## Start
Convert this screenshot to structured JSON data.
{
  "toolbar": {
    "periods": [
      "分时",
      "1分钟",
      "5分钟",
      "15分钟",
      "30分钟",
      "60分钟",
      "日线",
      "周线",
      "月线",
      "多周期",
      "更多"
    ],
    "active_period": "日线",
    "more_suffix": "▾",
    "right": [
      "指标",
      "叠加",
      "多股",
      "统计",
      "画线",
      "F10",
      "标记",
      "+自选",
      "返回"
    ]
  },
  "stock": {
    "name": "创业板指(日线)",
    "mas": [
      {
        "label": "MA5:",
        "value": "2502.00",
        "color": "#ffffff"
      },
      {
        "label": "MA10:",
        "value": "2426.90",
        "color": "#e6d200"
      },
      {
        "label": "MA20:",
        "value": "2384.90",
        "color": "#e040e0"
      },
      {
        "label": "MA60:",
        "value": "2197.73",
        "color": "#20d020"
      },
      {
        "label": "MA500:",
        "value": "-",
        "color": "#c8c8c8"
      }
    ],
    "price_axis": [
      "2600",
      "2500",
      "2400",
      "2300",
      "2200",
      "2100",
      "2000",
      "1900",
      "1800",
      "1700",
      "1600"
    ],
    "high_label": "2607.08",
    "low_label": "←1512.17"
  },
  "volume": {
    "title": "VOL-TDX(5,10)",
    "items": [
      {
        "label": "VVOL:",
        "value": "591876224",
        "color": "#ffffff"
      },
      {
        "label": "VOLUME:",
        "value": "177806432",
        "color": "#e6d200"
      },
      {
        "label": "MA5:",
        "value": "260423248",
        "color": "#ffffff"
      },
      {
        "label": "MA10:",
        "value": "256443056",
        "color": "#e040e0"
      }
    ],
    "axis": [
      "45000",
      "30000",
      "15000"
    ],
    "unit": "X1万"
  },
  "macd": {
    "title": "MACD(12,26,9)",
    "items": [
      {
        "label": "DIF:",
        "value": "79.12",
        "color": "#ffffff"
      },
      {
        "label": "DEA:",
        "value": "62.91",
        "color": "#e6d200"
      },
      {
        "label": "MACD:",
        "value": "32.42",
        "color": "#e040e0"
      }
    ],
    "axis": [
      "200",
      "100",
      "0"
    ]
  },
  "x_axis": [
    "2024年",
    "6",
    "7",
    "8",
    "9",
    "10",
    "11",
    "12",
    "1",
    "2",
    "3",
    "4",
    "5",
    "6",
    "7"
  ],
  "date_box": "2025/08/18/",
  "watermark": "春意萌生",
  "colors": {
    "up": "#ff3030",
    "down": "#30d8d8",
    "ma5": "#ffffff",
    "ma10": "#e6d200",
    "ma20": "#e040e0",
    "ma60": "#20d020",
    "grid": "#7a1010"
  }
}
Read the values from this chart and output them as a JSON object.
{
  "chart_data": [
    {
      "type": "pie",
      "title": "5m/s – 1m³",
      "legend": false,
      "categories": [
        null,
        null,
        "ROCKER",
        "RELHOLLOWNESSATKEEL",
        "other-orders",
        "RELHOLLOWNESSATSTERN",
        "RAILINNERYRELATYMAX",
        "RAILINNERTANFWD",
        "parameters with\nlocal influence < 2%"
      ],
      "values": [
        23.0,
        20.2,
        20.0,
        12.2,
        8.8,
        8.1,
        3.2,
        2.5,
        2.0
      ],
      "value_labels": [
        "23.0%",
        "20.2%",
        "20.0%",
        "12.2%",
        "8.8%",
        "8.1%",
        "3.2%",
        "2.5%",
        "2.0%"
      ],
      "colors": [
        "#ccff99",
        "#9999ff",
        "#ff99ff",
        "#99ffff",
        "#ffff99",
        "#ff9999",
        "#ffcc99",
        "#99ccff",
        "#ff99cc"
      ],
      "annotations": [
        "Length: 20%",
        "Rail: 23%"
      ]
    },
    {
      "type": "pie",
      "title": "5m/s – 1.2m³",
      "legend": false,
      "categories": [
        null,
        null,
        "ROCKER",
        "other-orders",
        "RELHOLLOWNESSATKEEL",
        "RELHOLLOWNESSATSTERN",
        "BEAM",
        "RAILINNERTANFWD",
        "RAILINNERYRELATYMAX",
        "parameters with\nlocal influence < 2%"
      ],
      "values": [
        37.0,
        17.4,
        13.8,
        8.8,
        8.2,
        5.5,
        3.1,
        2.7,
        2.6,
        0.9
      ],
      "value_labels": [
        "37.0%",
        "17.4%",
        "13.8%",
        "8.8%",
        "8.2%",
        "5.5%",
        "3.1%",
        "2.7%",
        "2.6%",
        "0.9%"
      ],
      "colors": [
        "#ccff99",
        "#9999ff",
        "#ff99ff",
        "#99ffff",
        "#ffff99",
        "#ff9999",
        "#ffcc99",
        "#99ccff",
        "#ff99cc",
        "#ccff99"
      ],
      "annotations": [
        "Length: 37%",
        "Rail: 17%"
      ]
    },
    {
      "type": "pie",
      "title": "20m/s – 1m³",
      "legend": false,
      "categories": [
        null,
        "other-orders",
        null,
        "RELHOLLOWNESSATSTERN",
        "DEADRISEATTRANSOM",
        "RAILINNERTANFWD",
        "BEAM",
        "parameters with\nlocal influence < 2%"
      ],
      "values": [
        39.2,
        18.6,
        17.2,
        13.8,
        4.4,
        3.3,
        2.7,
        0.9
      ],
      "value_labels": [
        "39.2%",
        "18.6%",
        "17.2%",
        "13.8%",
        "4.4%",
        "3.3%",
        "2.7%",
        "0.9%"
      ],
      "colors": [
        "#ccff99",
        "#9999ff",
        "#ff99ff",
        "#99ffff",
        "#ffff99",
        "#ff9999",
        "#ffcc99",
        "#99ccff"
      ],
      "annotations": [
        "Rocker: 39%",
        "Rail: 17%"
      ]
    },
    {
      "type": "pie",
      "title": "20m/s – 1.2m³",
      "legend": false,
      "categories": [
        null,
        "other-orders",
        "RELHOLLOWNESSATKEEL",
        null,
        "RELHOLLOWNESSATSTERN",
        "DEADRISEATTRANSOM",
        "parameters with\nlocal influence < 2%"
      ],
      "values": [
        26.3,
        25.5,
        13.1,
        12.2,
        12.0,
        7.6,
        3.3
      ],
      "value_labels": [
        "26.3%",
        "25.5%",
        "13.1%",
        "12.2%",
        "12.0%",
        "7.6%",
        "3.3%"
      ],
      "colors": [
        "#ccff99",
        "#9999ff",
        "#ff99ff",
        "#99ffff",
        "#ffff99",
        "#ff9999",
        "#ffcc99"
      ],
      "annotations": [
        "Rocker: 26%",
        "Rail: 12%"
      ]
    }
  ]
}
## End
→ Aim
Print out all the entries precisely as written.

→ Result of this exercise
Convert this screenshot to structured JSON data.
{
  "toolbar": {
    "periods": [
      "分时",
      "1分钟",
      "5分钟",
      "15分钟",
      "30分钟",
      "60分钟",
      "日线",
      "周线",
      "月线",
      "多周期",
      "更多"
    ],
    "active_period": "日线",
    "more_suffix": "▾",
    "right": [
      "指标",
      "叠加",
      "多股",
      "统计",
      "画线",
      "F10",
      "标记",
      "+自选",
      "返回"
    ]
  },
  "stock": {
    "name": "创业板指(日线)",
    "mas": [
      {
        "label": "MA5:",
        "value": "2502.00",
        "color": "#ffffff"
      },
      {
        "label": "MA10:",
        "value": "2426.90",
        "color": "#e6d200"
      },
      {
        "label": "MA20:",
        "value": "2384.90",
        "color": "#e040e0"
      },
      {
        "label": "MA60:",
        "value": "2197.73",
        "color": "#20d020"
      },
      {
        "label": "MA500:",
        "value": "-",
        "color": "#c8c8c8"
      }
    ],
    "price_axis": [
      "2600",
      "2500",
      "2400",
      "2300",
      "2200",
      "2100",
      "2000",
      "1900",
      "1800",
      "1700",
      "1600"
    ],
    "high_label": "2607.08",
    "low_label": "←1512.17"
  },
  "volume": {
    "title": "VOL-TDX(5,10)",
    "items": [
      {
        "label": "VVOL:",
        "value": "591876224",
        "color": "#ffffff"
      },
      {
        "label": "VOLUME:",
        "value": "177806432",
        "color": "#e6d200"
      },
      {
        "label": "MA5:",
        "value": "260423248",
        "color": "#ffffff"
      },
      {
        "label": "MA10:",
        "value": "256443056",
        "color": "#e040e0"
      }
    ],
    "axis": [
      "45000",
      "30000",
      "15000"
    ],
    "unit": "X1万"
  },
  "macd": {
    "title": "MACD(12,26,9)",
    "items": [
      {
        "label": "DIF:",
        "value": "79.12",
        "color": "#ffffff"
      },
      {
        "label": "DEA:",
        "value": "62.91",
        "color": "#e6d200"
      },
      {
        "label": "MACD:",
        "value": "32.42",
        "color": "#e040e0"
      }
    ],
    "axis": [
      "200",
      "100",
      "0"
    ]
  },
  "x_axis": [
    "2024年",
    "6",
    "7",
    "8",
    "9",
    "10",
    "11",
    "12",
    "1",
    "2",
    "3",
    "4",
    "5",
    "6",
    "7"
  ],
  "date_box": "2025/08/18/",
  "watermark": "春意萌生",
  "colors": {
    "up": "#ff3030",
    "down": "#30d8d8",
    "ma5": "#ffffff",
    "ma10": "#e6d200",
    "ma20": "#e040e0",
    "ma60": "#20d020",
    "grid": "#7a1010"
  }
}
Read the values from this chart and output them as a JSON object.
{
  "chart_data": [
    {
      "type": "pie",
      "title": "5m/s – 1m³",
      "legend": false,
      "categories": [
        null,
        null,
        "ROCKER",
        "RELHOLLOWNESSATKEEL",
        "other-orders",
        "RELHOLLOWNESSATSTERN",
        "RAILINNERYRELATYMAX",
        "RAILINNERTANFWD",
        "parameters with\nlocal influence < 2%"
      ],
      "values": [
        23.0,
        20.2,
        20.0,
        12.2,
        8.8,
        8.1,
        3.2,
        2.5,
        2.0
      ],
      "value_labels": [
        "23.0%",
        "20.2%",
        "20.0%",
        "12.2%",
        "8.8%",
        "8.1%",
        "3.2%",
        "2.5%",
        "2.0%"
      ],
      "colors": [
        "#ccff99",
        "#9999ff",
        "#ff99ff",
        "#99ffff",
        "#ffff99",
        "#ff9999",
        "#ffcc99",
        "#99ccff",
        "#ff99cc"
      ],
      "annotations": [
        "Length: 20%",
        "Rail: 23%"
      ]
    },
    {
      "type": "pie",
      "title": "5m/s – 1.2m³",
      "legend": false,
      "categories": [
        null,
        null,
        "ROCKER",
        "other-orders",
        "RELHOLLOWNESSATKEEL",
        "RELHOLLOWNESSATSTERN",
        "BEAM",
        "RAILINNERTANFWD",
        "RAILINNERYRELATYMAX",
        "parameters with\nlocal influence < 2%"
      ],
      "values": [
        37.0,
        17.4,
        13.8,
        8.8,
        8.2,
        5.5,
        3.1,
        2.7,
        2.6,
        0.9
      ],
      "value_labels": [
        "37.0%",
        "17.4%",
        "13.8%",
        "8.8%",
        "8.2%",
        "5.5%",
        "3.1%",
        "2.7%",
        "2.6%",
        "0.9%"
      ],
      "colors": [
        "#ccff99",
        "#9999ff",
        "#ff99ff",
        "#99ffff",
        "#ffff99",
        "#ff9999",
        "#ffcc99",
        "#99ccff",
        "#ff99cc",
        "#ccff99"
      ],
      "annotations": [
        "Length: 37%",
        "Rail: 17%"
      ]
    },
    {
      "type": "pie",
      "title": "20m/s – 1m³",
      "legend": false,
      "categories": [
        null,
        "other-orders",
        null,
        "RELHOLLOWNESSATSTERN",
        "DEADRISEATTRANSOM",
        "RAILINNERTANFWD",
        "BEAM",
        "parameters with\nlocal influence < 2%"
      ],
      "values": [
        39.2,
        18.6,
        17.2,
        13.8,
        4.4,
        3.3,
        2.7,
        0.9
      ],
      "value_labels": [
        "39.2%",
        "18.6%",
        "17.2%",
        "13.8%",
        "4.4%",
        "3.3%",
        "2.7%",
        "0.9%"
      ],
      "colors": [
        "#ccff99",
        "#9999ff",
        "#ff99ff",
        "#99ffff",
        "#ffff99",
        "#ff9999",
        "#ffcc99",
        "#99ccff"
      ],
      "annotations": [
        "Rocker: 39%",
        "Rail: 17%"
      ]
    },
    {
      "type": "pie",
      "title": "20m/s – 1.2m³",
      "legend": false,
      "categories": [
        null,
        "other-orders",
        "RELHOLLOWNESSATKEEL",
        null,
        "RELHOLLOWNESSATSTERN",
        "DEADRISEATTRANSOM",
        "parameters with\nlocal influence < 2%"
      ],
      "values": [
        26.3,
        25.5,
        13.1,
        12.2,
        12.0,
        7.6,
        3.3
      ],
      "value_labels": [
        "26.3%",
        "25.5%",
        "13.1%",
        "12.2%",
        "12.0%",
        "7.6%",
        "3.3%"
      ],
      "colors": [
        "#ccff99",
        "#9999ff",
        "#ff99ff",
        "#99ffff",
        "#ffff99",
        "#ff9999",
        "#ffcc99"
      ],
      "annotations": [
        "Rocker: 26%",
        "Rail: 12%"
      ]
    }
  ]
}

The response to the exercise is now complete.